Part of a data file:
++++++++++

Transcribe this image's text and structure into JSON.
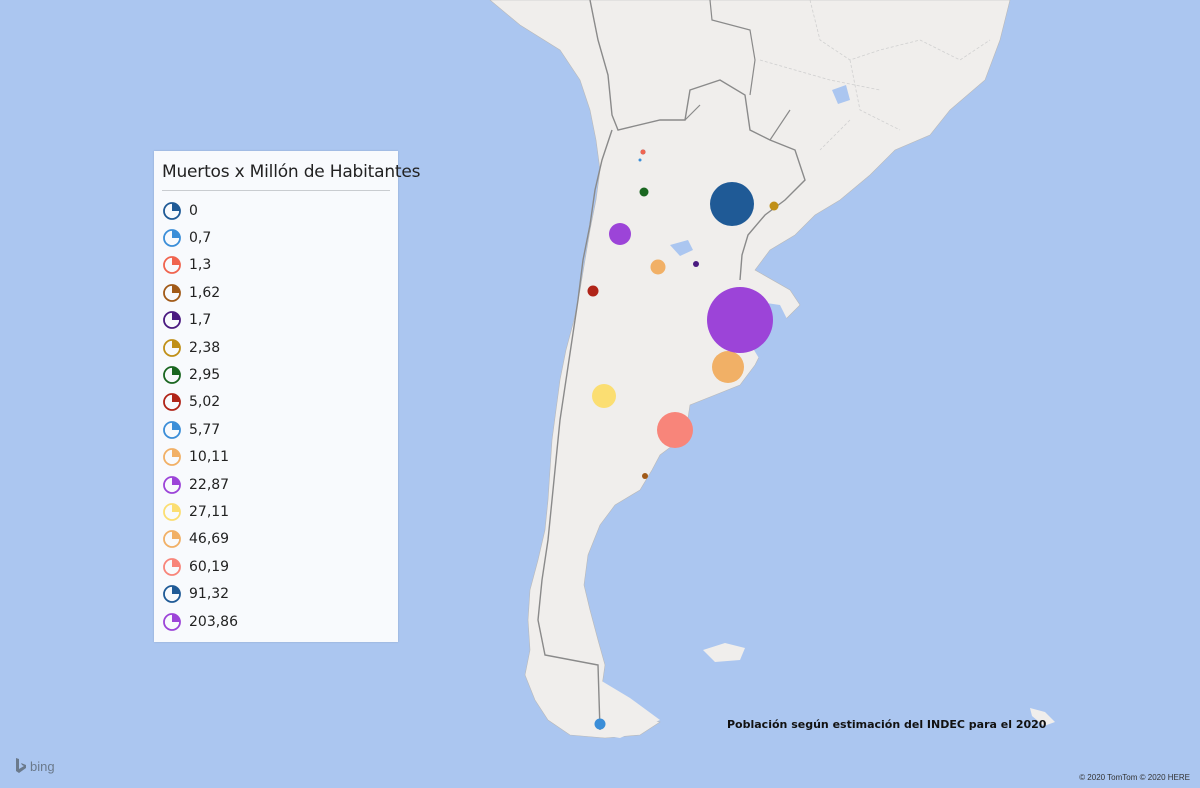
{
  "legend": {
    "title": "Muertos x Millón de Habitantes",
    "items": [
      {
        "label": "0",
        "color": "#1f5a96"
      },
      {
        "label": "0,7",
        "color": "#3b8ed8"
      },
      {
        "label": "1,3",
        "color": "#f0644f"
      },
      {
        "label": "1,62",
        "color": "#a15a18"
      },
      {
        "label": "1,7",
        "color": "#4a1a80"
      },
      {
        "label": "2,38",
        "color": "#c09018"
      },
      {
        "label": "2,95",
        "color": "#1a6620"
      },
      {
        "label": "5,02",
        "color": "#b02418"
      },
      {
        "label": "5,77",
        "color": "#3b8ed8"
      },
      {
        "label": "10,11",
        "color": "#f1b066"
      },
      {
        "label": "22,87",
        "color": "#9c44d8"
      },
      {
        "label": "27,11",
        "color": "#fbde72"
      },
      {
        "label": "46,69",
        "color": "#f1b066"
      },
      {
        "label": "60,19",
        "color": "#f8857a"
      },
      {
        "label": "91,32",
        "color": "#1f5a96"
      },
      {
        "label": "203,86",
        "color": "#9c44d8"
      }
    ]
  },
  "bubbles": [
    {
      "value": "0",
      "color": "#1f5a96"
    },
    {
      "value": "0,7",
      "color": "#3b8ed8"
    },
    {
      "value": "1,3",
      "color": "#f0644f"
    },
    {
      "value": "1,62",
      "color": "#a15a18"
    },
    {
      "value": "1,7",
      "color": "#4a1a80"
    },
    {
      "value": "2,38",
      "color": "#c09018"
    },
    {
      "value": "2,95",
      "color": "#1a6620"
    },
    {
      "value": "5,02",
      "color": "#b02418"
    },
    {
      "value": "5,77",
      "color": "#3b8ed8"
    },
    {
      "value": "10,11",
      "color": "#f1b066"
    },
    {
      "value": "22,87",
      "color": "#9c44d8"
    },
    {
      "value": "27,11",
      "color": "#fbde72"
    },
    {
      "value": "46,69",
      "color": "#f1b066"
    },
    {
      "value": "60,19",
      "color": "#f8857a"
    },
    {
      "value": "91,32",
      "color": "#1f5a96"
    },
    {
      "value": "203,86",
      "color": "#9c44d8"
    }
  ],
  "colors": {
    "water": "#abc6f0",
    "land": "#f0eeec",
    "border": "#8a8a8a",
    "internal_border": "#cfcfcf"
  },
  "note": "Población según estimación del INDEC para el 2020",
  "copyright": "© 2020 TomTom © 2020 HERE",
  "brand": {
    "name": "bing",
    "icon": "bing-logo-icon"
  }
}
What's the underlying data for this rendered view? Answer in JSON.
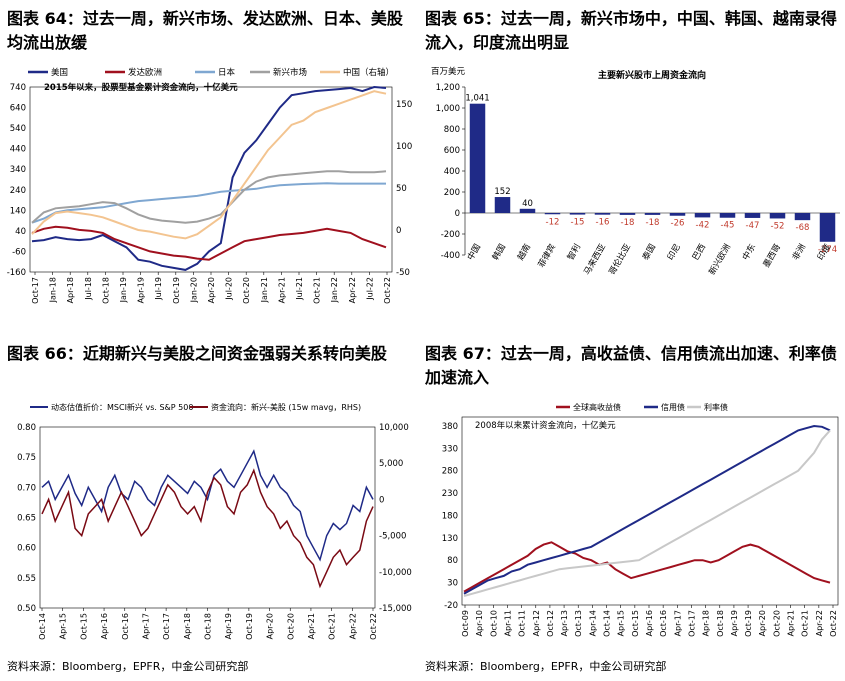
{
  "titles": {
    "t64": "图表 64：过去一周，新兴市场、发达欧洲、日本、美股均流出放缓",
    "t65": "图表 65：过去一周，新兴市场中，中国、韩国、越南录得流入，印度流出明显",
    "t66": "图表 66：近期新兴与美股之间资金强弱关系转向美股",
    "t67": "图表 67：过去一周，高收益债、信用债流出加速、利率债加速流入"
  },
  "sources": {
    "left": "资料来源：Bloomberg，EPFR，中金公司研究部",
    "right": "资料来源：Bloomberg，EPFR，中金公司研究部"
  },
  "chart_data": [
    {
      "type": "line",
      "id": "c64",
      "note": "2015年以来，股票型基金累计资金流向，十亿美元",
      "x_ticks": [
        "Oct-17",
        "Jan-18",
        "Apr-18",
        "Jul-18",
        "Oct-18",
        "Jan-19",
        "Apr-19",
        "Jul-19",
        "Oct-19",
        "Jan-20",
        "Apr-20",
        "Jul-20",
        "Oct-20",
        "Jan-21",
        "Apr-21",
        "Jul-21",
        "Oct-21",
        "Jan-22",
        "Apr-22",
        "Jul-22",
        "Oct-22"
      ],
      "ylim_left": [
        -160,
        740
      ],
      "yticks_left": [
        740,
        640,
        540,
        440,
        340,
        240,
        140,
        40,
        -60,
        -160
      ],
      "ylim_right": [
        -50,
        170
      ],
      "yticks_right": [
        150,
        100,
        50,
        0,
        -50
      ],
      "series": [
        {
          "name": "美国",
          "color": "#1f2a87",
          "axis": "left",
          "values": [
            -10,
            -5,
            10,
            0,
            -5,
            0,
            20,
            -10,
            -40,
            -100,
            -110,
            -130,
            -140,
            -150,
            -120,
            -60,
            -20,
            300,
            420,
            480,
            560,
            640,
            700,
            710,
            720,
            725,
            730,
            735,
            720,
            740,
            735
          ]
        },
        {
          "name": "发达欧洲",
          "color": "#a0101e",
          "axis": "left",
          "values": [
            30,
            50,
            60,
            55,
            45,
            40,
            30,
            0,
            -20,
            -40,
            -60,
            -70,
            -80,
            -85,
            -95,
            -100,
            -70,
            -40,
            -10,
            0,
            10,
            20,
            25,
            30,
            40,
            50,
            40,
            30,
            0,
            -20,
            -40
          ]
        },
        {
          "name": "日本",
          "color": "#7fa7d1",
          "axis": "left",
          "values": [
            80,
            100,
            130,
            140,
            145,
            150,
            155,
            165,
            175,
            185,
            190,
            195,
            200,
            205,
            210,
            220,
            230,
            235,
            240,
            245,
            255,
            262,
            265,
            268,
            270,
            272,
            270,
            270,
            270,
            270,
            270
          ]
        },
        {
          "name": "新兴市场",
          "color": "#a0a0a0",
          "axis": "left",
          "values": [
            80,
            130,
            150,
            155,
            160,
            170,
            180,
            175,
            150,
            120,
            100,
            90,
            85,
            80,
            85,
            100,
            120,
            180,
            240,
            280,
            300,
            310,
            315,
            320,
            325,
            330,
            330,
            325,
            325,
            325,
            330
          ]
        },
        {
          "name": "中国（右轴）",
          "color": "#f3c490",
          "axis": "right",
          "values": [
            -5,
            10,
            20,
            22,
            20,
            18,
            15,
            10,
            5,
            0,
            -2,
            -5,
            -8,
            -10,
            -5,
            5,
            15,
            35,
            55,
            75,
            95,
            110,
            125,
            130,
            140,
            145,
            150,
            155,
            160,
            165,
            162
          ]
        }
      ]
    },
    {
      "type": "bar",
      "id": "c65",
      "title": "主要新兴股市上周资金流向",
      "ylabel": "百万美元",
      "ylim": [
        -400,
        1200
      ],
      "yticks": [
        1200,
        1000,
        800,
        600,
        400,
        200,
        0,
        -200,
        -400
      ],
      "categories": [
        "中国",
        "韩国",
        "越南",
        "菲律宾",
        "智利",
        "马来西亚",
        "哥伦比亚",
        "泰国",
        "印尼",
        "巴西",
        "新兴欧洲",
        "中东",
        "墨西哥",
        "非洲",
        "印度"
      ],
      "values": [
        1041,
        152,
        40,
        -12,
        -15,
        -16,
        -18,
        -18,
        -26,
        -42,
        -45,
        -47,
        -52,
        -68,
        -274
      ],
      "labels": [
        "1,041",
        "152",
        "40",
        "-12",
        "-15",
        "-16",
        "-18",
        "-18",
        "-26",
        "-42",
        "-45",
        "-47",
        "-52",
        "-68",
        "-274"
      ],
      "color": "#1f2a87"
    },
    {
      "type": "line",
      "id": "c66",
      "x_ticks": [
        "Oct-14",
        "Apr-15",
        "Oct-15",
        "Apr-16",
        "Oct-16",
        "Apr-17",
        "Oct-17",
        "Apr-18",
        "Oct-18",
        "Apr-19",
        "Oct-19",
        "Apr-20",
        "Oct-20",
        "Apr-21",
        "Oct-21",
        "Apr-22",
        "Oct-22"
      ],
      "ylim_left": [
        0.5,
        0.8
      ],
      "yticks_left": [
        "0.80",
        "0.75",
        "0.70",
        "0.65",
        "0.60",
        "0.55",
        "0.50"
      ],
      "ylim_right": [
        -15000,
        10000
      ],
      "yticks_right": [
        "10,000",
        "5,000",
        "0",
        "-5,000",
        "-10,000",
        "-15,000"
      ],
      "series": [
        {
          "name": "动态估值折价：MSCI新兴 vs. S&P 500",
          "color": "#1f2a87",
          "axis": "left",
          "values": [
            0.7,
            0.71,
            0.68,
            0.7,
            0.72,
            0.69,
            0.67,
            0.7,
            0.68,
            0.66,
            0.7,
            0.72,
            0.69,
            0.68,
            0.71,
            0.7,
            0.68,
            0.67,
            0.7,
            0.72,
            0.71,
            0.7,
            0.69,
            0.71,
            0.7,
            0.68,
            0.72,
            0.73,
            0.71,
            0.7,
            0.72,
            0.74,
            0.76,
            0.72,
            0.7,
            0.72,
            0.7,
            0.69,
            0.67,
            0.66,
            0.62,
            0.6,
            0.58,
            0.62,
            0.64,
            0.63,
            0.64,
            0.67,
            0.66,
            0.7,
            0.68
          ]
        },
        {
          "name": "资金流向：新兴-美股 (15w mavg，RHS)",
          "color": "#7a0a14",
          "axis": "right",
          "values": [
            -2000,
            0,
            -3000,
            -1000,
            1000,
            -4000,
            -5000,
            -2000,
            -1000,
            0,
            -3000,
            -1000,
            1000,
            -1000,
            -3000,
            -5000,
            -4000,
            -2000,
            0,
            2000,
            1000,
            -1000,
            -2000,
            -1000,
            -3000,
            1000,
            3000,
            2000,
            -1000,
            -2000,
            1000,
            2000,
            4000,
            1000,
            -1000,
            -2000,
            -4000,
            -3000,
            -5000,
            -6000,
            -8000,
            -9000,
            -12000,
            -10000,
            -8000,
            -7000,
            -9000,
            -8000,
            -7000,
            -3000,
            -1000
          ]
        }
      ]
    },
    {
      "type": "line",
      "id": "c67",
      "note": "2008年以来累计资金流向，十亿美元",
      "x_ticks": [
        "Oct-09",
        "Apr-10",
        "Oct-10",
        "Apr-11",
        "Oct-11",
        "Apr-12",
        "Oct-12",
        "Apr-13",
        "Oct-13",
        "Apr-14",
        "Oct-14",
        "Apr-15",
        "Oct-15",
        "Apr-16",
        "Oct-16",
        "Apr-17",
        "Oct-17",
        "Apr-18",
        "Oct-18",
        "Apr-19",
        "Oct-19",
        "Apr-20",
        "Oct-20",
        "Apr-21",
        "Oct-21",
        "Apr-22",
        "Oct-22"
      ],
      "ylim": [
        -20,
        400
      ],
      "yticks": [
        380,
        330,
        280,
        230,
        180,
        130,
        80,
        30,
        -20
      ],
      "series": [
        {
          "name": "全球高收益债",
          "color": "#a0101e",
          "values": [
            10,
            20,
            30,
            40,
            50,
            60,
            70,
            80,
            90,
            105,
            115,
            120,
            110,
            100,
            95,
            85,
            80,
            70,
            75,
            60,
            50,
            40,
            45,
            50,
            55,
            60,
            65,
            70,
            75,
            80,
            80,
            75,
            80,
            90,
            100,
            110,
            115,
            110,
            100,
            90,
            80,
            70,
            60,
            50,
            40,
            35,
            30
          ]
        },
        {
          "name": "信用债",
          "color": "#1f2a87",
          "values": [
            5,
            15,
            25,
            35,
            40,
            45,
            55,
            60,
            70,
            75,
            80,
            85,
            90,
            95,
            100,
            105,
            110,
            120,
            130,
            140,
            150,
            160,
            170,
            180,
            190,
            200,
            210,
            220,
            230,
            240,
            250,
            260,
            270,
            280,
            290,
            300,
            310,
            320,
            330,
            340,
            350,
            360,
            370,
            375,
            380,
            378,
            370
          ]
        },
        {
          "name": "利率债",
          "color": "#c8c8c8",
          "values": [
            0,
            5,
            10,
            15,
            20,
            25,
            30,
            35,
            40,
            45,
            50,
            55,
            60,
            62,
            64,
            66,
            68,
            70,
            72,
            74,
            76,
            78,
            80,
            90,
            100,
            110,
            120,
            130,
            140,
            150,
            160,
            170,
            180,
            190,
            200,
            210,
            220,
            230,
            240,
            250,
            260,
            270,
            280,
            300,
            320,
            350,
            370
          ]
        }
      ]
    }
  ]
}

++++++++++

_Exercise aim_
Where a line above includes "过去一周", copy that line.

_Exercise response_
    "t64": "图表 64：过去一周，新兴市场、发达欧洲、日本、美股均流出放缓",
    "t65": "图表 65：过去一周，新兴市场中，中国、韩国、越南录得流入，印度流出明显",
    "t67": "图表 67：过去一周，高收益债、信用债流出加速、利率债加速流入"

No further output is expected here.